> **DO THIS**: Render the following material again verbatim, leaving nothing out.

> **Data entries**:
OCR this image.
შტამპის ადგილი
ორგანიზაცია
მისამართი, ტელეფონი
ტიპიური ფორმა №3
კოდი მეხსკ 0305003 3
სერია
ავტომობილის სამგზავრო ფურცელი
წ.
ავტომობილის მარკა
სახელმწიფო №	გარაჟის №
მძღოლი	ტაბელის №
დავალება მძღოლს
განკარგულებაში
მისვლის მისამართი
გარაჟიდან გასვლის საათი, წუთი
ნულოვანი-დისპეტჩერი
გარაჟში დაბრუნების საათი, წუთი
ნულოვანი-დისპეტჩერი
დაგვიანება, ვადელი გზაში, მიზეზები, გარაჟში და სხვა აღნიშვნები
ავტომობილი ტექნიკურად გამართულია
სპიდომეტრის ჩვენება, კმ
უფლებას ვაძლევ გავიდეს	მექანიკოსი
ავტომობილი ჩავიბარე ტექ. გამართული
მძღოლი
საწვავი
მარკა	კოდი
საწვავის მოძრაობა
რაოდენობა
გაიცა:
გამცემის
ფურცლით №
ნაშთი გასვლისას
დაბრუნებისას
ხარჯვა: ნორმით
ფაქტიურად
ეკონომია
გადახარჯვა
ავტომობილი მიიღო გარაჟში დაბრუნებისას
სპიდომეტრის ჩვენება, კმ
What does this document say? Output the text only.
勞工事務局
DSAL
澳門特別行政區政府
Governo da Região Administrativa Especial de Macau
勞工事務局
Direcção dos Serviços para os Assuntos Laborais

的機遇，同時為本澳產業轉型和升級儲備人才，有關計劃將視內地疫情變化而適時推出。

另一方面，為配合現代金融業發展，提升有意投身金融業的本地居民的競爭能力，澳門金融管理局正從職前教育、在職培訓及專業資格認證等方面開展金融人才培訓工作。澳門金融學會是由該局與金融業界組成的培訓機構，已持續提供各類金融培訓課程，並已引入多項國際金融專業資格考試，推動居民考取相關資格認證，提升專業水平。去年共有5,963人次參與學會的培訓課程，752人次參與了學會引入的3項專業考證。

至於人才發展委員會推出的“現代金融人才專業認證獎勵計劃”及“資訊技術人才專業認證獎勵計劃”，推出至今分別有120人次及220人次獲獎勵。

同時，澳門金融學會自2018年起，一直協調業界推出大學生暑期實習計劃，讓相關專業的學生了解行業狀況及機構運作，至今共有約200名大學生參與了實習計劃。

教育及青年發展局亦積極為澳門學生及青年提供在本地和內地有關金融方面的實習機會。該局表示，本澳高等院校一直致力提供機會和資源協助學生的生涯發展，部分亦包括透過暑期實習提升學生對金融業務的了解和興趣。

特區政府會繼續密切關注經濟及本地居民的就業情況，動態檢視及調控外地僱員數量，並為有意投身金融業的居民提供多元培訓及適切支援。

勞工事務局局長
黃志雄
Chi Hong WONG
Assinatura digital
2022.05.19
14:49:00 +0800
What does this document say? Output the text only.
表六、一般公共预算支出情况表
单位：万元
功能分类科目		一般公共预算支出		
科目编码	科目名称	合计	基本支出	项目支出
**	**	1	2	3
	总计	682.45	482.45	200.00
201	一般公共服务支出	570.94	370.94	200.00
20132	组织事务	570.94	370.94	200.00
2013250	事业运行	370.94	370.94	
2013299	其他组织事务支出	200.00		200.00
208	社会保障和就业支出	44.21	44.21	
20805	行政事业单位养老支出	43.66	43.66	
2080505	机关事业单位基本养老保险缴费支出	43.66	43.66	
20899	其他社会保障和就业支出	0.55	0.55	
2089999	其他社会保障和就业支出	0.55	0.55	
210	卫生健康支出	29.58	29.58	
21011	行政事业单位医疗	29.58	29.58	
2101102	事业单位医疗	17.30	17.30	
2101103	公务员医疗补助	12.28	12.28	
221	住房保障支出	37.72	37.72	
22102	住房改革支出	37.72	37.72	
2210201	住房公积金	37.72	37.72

> **IN RESPONSE**:
OCR this image.
შტამპის ადგილი
ორგანიზაცია
მისამართი, ტელეფონი
ტიპიური ფორმა №3
კოდი მეხსკ 0305003 3
სერია
ავტომობილის სამგზავრო ფურცელი
წ.
ავტომობილის მარკა
სახელმწიფო №	გარაჟის №
მძღოლი	ტაბელის №
დავალება მძღოლს
განკარგულებაში
მისვლის მისამართი
გარაჟიდან გასვლის საათი, წუთი
ნულოვანი-დისპეტჩერი
გარაჟში დაბრუნების საათი, წუთი
ნულოვანი-დისპეტჩერი
დაგვიანება, ვადელი გზაში, მიზეზები, გარაჟში და სხვა აღნიშვნები
ავტომობილი ტექნიკურად გამართულია
სპიდომეტრის ჩვენება, კმ
უფლებას ვაძლევ გავიდეს	მექანიკოსი
ავტომობილი ჩავიბარე ტექ. გამართული
მძღოლი
საწვავი
მარკა	კოდი
საწვავის მოძრაობა
რაოდენობა
გაიცა:
გამცემის
ფურცლით №
ნაშთი გასვლისას
დაბრუნებისას
ხარჯვა: ნორმით
ფაქტიურად
ეკონომია
გადახარჯვა
ავტომობილი მიიღო გარაჟში დაბრუნებისას
სპიდომეტრის ჩვენება, კმ
What does this document say? Output the text only.
勞工事務局
DSAL
澳門特別行政區政府
Governo da Região Administrativa Especial de Macau
勞工事務局
Direcção dos Serviços para os Assuntos Laborais

的機遇，同時為本澳產業轉型和升級儲備人才，有關計劃將視內地疫情變化而適時推出。

另一方面，為配合現代金融業發展，提升有意投身金融業的本地居民的競爭能力，澳門金融管理局正從職前教育、在職培訓及專業資格認證等方面開展金融人才培訓工作。澳門金融學會是由該局與金融業界組成的培訓機構，已持續提供各類金融培訓課程，並已引入多項國際金融專業資格考試，推動居民考取相關資格認證，提升專業水平。去年共有5,963人次參與學會的培訓課程，752人次參與了學會引入的3項專業考證。

至於人才發展委員會推出的“現代金融人才專業認證獎勵計劃”及“資訊技術人才專業認證獎勵計劃”，推出至今分別有120人次及220人次獲獎勵。

同時，澳門金融學會自2018年起，一直協調業界推出大學生暑期實習計劃，讓相關專業的學生了解行業狀況及機構運作，至今共有約200名大學生參與了實習計劃。

教育及青年發展局亦積極為澳門學生及青年提供在本地和內地有關金融方面的實習機會。該局表示，本澳高等院校一直致力提供機會和資源協助學生的生涯發展，部分亦包括透過暑期實習提升學生對金融業務的了解和興趣。

特區政府會繼續密切關注經濟及本地居民的就業情況，動態檢視及調控外地僱員數量，並為有意投身金融業的居民提供多元培訓及適切支援。

勞工事務局局長
黃志雄
Chi Hong WONG
Assinatura digital
2022.05.19
14:49:00 +0800
What does this document say? Output the text only.
表六、一般公共预算支出情况表
单位：万元
功能分类科目		一般公共预算支出		
科目编码	科目名称	合计	基本支出	项目支出
**	**	1	2	3
	总计	682.45	482.45	200.00
201	一般公共服务支出	570.94	370.94	200.00
20132	组织事务	570.94	370.94	200.00
2013250	事业运行	370.94	370.94	
2013299	其他组织事务支出	200.00		200.00
208	社会保障和就业支出	44.21	44.21	
20805	行政事业单位养老支出	43.66	43.66	
2080505	机关事业单位基本养老保险缴费支出	43.66	43.66	
20899	其他社会保障和就业支出	0.55	0.55	
2089999	其他社会保障和就业支出	0.55	0.55	
210	卫生健康支出	29.58	29.58	
21011	行政事业单位医疗	29.58	29.58	
2101102	事业单位医疗	17.30	17.30	
2101103	公务员医疗补助	12.28	12.28	
221	住房保障支出	37.72	37.72	
22102	住房改革支出	37.72	37.72	
2210201	住房公积金	37.72	37.72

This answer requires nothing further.